## Do this
In the text on the central bank's losses, what did the BSP's P89.22 billion in losses do to the public sector's surplus?

## Text shown
——————————

In a statement, Finance Secretary Margarito
Teves said the BSP’s P89.22 billion in losses reduced the public
sector’s surplus to P36.4 billion from the earlier estimate of P97
billion.
The central bank incurred losses from absorbing
the excess foreign exchange to keep the peso from rising too fast
last year. The local currency shot up by 19 percent, making it
Asia’s best performer. Exporters and overseas Filipino workers (OFWs)
however had been clamoring for measures to slow down the peso’s
rise, which has eroded their earnings.
The central bank intervenes intermittently in
the spot market, buying dollars in a process called sterilization,
to temper the peso’s gains. It enters into currency swap
arrangements with banks so the foreign exchange is not converted
into pesos and adds to the money supply, a brisk growth in which is
inflationary.

——————————

## Stored records

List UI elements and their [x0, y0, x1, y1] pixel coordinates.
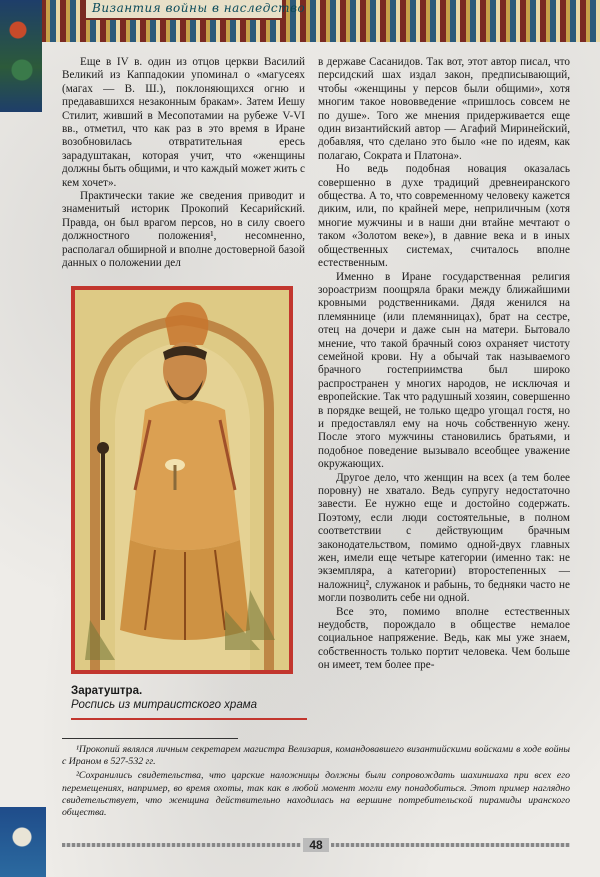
- body-paragraph: Но ведь подобная новация оказалась совершенно в духе традиций древнеиранского общества. А то, что современному человеку кажется диким, или, по крайней мере, неприличным (хотя многие мужчины и в наши дни втайне мечтают о таком «Золотом веке»), в давние века и в иных общественных системах, считалось вполне естественным.: [318, 163, 570, 270]
- left-text-column: [62, 56, 305, 271]
- bottom-left-ornament: [0, 807, 46, 877]
- page-number: 48: [303, 838, 328, 852]
- footnote: ²Сохранились свидетельства, что царские наложницы должны были сопровождать шахиншаха при всех его перемещениях, например, во время охоты, так как в любой момент могли ему понадобиться. Этот пример наглядно свидетельствует, что женщина действительно находилась на вершине потребительской пирамиды иранского общества.: [62, 770, 570, 819]
- right-text-column: [318, 56, 570, 673]
- footnote-divider: [62, 738, 238, 739]
- page-number-bar-right: [331, 843, 570, 847]
- caption-title: Заратуштра.: [71, 685, 143, 697]
- body-paragraph: Другое дело, что женщин на всех (а тем более поровну) не хватало. Ведь супругу недостаточно завести. Ее нужно еще и достойно содержать. Поэтому, если люди состоятельные, в полном соответствии с действующим брачным законодательством, помимо одной-двух главных жен, имели еще четыре категории (именно так: не экземпляра, а категории) второстепенных — наложниц², служанок и рабынь, то бедняки часто не могли позволить себе ни одной.: [318, 471, 570, 605]
- body-paragraph: Все это, помимо вполне естественных неудобств, порождало в обществе немалое социальное напряжение. Ведь, как мы уже знаем, собственность только портит человека. Чем больше он имеет, тем более пре-: [318, 605, 570, 672]
- body-paragraph: Практически такие же сведения приводит и знаменитый историк Прокопий Кесарийский. Правда, он был врагом персов, но в силу своего должностного положения¹, несомненно, располагал обширной и вполне достоверной базой данных о положении дел: [62, 190, 305, 270]
- figure-caption: [71, 684, 311, 712]
- footnotes: [62, 744, 570, 821]
- page-number-bar-left: [62, 843, 301, 847]
- caption-subtitle: Роспись из митраистского храма: [71, 699, 257, 711]
- fresco-figure-frame: [71, 286, 293, 674]
- body-paragraph: в державе Сасанидов. Так вот, этот автор писал, что персидский шах издал закон, предписывающий, чтобы «женщины у персов были общими», хотя многим такое нововведение «пришлось совсем не по душе». Того же мнения придерживается еще один византийский автор — Агафий Миринейский, добавляя, что сделано это было «не по идеям, как полагаю, Сократа и Платона».: [318, 56, 570, 162]
- caption-divider: [71, 718, 307, 720]
- footnote: ¹Прокопий являлся личным секретарем магистра Велизария, командовавшего византийскими войсками в ходе войны с Ираном в 527-532 гг.: [62, 744, 570, 768]
- zarathustra-fresco-image: [75, 290, 289, 670]
- running-header-title: Византия войны в наследство: [92, 1, 306, 15]
- body-paragraph: Именно в Иране государственная религия зороастризм поощряла браки между ближайшими кровными родственниками. Дядя женился на племяннице (или племянницах), брат на сестре, отец на дочери и даже сын на матери. Бытовало мнение, что такой брачный союз охраняет чистоту семейной крови. Ну а обычай так называемого брачного гостеприимства был широко распространен у многих народов, не исключая и европейские. Так что радушный хозяин, совершенно в порядке вещей, не только щедро угощал гостя, но и предоставлял ему на ночь собственную жену. После этого мужчины становились братьями, и подобное поведение вызывало всеобщее уважение окружающих.: [318, 270, 570, 471]
- page-number-bar: [62, 838, 570, 852]
- top-left-ornament: [0, 0, 42, 112]
- body-paragraph: Еще в IV в. один из отцов церкви Василий Великий из Каппадокии упоминал о «магусеях (магах — В. Ш.), поклоняющихся огню и предававшихся незаконным бракам». Затем Иешу Стилит, живший в Месопотамии на рубеже V-VI вв., отметил, что как раз в это время в Иране возобновилась отвратительная ересь зарадуштакан, которая учит, что «женщины должны быть общими, и что каждый может жить с кем хочет».: [62, 56, 305, 189]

——————————

## Written answer
They reduced it to P36.4 billion from the earlier estimate of P97 billion.